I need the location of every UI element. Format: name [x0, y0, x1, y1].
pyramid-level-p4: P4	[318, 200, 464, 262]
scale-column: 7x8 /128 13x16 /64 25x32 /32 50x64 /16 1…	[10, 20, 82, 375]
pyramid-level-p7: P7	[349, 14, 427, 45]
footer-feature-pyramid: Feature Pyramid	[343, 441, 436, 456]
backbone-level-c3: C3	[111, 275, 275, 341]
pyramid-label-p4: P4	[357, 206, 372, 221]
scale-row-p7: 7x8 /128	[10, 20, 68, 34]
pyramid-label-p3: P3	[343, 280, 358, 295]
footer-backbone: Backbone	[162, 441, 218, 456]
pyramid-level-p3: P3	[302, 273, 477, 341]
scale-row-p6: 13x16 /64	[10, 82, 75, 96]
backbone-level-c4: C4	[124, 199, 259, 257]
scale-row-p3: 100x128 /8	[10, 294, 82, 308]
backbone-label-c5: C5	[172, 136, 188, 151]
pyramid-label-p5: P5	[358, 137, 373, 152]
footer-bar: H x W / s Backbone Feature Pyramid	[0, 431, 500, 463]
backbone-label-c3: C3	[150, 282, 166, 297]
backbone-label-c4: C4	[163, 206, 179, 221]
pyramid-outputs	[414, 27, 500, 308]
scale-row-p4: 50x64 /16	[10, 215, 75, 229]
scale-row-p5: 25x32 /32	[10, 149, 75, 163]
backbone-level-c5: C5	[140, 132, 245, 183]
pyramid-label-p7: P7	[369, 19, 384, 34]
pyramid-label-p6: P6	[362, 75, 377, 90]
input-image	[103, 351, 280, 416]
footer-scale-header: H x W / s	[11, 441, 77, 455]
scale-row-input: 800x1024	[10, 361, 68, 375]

----

List every line of the material above that contains the string "label", treating uppercase and lowercase as different.

pyramid-label-p4: P4	[357, 206, 372, 221]
pyramid-label-p3: P3	[343, 280, 358, 295]
backbone-label-c5: C5	[172, 136, 188, 151]
pyramid-label-p5: P5	[358, 137, 373, 152]
backbone-label-c3: C3	[150, 282, 166, 297]
backbone-label-c4: C4	[163, 206, 179, 221]
pyramid-label-p7: P7	[369, 19, 384, 34]
pyramid-label-p6: P6	[362, 75, 377, 90]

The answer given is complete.